**SHORT EXERCISE 1:** From the passage on Edward O. Wilson's "Letters to a Young Scientist," copy the text between "Edward O. Wilson's" and "professor at Harvard.", inclusive.
**SHORT EXERCISE 2:** Give a two-sentence summary of the passage on Edward O. Wilson's "Letters to a Young Scientist."
**SHORT EXERCISE 3:** Pick up the passage on Edward O. Wilson's "Letters to a Young Scientist" after its final sentence and keep writing.

Edward O. Wilson's "Letters to a Young Scientist" arrived in the mail this week. Finding myself with a free minute, I picked it up and began reading it, and found myself immersed.
We learn a great many things about Wilson himself in this book: that as a teenager he wrestled and caught venomous snakes with his bare hands, that his great-great grandfather was a horse thief, that he first learned calculus as a 32-year-old tenured professor at Harvard.
A deliberate play on Rainer Maria Rilke's "Letters to a Young Poet" -- he compares poetry and science more than once -- this is teeming with advice for a young researcher, ranging from how theories are made and how to choose your field of research to how to build a butterfly net.
It's a book about finding your passion for science and following it faithfully. About finding a discipline that you can call your own -- preferably one that is sparsely inhabited, he says. "Be prepared mentally for some amount of chaos and failure," he writes. "Daydream a lot."
Mathematical skill is not essential, and neither is a genius IQ, he says. Of more importance is creativity, deep thinking, confidence, commitment and allegiance to the small, informal experiments.

**GIVEN DATA:**

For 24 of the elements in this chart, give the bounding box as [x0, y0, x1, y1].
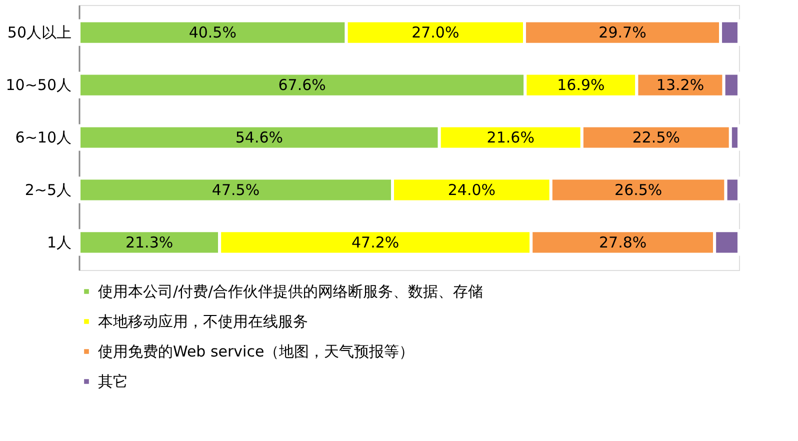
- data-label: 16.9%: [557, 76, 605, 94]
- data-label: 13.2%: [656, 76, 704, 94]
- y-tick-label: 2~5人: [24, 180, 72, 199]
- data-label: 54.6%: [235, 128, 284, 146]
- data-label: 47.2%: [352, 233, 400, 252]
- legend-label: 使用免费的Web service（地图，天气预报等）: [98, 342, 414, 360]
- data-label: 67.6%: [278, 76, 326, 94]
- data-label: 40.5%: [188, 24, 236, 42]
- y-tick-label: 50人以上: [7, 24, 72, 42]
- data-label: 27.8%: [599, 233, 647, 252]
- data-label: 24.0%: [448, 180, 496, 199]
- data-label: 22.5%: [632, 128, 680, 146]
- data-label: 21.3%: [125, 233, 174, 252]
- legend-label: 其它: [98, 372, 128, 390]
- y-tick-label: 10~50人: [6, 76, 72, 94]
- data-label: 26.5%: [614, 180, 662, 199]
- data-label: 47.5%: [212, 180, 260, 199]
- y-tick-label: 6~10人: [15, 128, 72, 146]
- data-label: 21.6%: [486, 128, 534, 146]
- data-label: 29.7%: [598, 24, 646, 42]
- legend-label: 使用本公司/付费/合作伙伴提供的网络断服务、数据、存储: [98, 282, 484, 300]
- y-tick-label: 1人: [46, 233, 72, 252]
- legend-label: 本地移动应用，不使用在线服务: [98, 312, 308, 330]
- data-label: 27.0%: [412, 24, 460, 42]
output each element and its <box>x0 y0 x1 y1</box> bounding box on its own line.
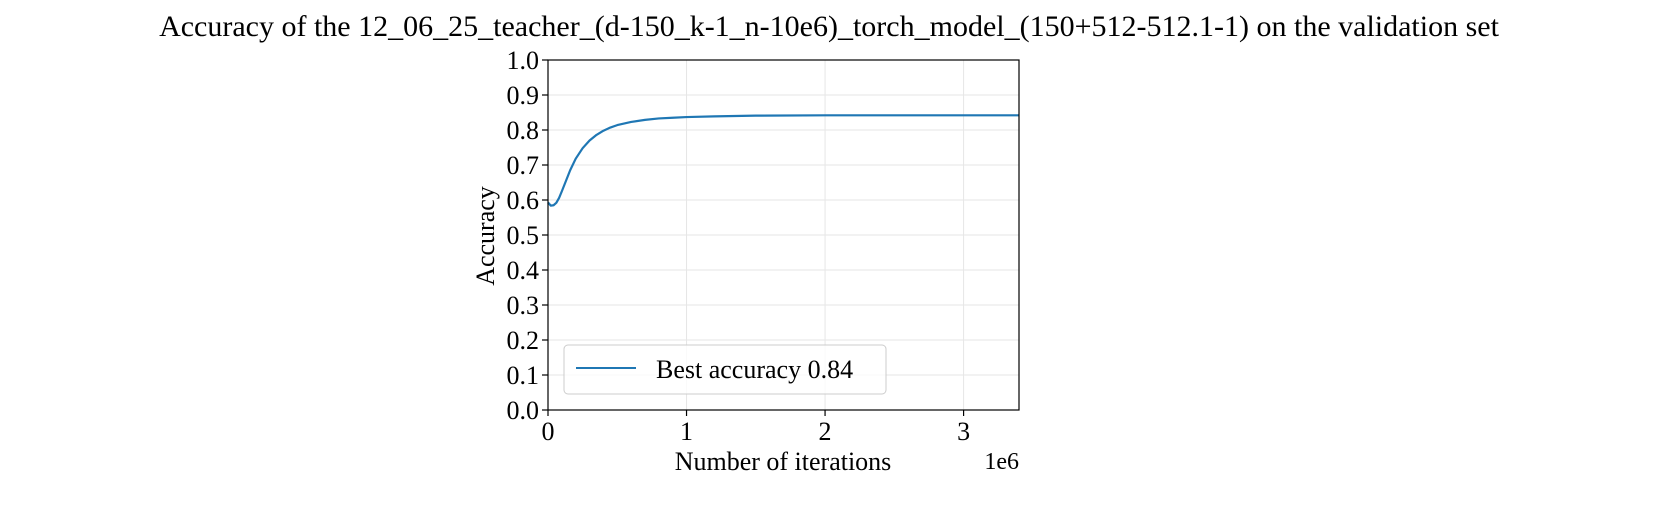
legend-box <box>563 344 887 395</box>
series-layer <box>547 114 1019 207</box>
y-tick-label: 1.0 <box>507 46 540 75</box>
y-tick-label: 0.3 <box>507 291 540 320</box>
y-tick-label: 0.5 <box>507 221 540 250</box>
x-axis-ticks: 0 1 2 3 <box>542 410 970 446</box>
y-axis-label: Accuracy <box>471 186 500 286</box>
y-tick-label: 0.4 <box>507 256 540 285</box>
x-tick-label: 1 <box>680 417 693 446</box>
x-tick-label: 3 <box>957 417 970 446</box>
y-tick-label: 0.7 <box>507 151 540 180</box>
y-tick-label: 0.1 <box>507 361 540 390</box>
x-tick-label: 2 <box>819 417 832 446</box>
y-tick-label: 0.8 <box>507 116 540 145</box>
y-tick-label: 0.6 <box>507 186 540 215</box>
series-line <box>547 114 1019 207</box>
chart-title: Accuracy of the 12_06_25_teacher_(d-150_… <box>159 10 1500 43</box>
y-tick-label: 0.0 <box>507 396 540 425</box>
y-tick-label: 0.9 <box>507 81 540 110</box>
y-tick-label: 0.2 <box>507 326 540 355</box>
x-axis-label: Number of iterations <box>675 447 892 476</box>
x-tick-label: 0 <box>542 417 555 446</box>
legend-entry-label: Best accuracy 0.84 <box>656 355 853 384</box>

**FINAL RESULT 1:**
Edward O. Wilson's "Letters to a Young Scientist" arrived in the mail this week. Finding myself with a free minute, I picked it up and began reading it, and found myself immersed.
We learn a great many things about Wilson himself in this book: that as a teenager he wrestled and caught venomous snakes with his bare hands, that his great-great grandfather was a horse thief, that he first learned calculus as a 32-year-old tenured professor at Harvard.

**FINAL RESULT 2:** Edward O. Wilson's "Letters to a Young Scientist," a play on Rilke's "Letters to a Young Poet," reveals details of Wilson's own life and offers young researchers advice ranging from how theories are made and how to choose a field to how to build a butterfly net. It urges readers to find and faithfully follow a passion for science, ideally in a sparsely inhabited discipline, and holds that creativity, deep thinking, confidence, commitment and allegiance to small, informal experiments matter more than mathematical skill or a genius IQ.

**FINAL RESULT 3:**
He sums up elements of the book in this TED talk:
An excerpt from that speech:
"I found out that in science and all its applications, what is crucial is not that technical ability but it is imagination in all of its applications. The ability to form concepts with images of entities and processes pictured by intuition. I found out that advances in science rarely come upstream from the ability to stand at a blackboard and conjure images from unfolding mathematical proposition and equations. They are instead the product of downstream imagination leading to hard work, during which mathematical reasoning may or may not prove to be relevant. Ideas emerge when a part of the real or imagined world is studied for its own sake. Of foremost importance is a thorough, well organized knowledge of all that is known of the relevant entities and processes that might be involved in that domain you propose to enter."
QUICK BITES
Strange reaction after learning that the person behind a popular science site on Facebook is a woman.
From AsapSCIENCE: Can the snooze button do more damage than good? A look at what it does to the body's chemical processes.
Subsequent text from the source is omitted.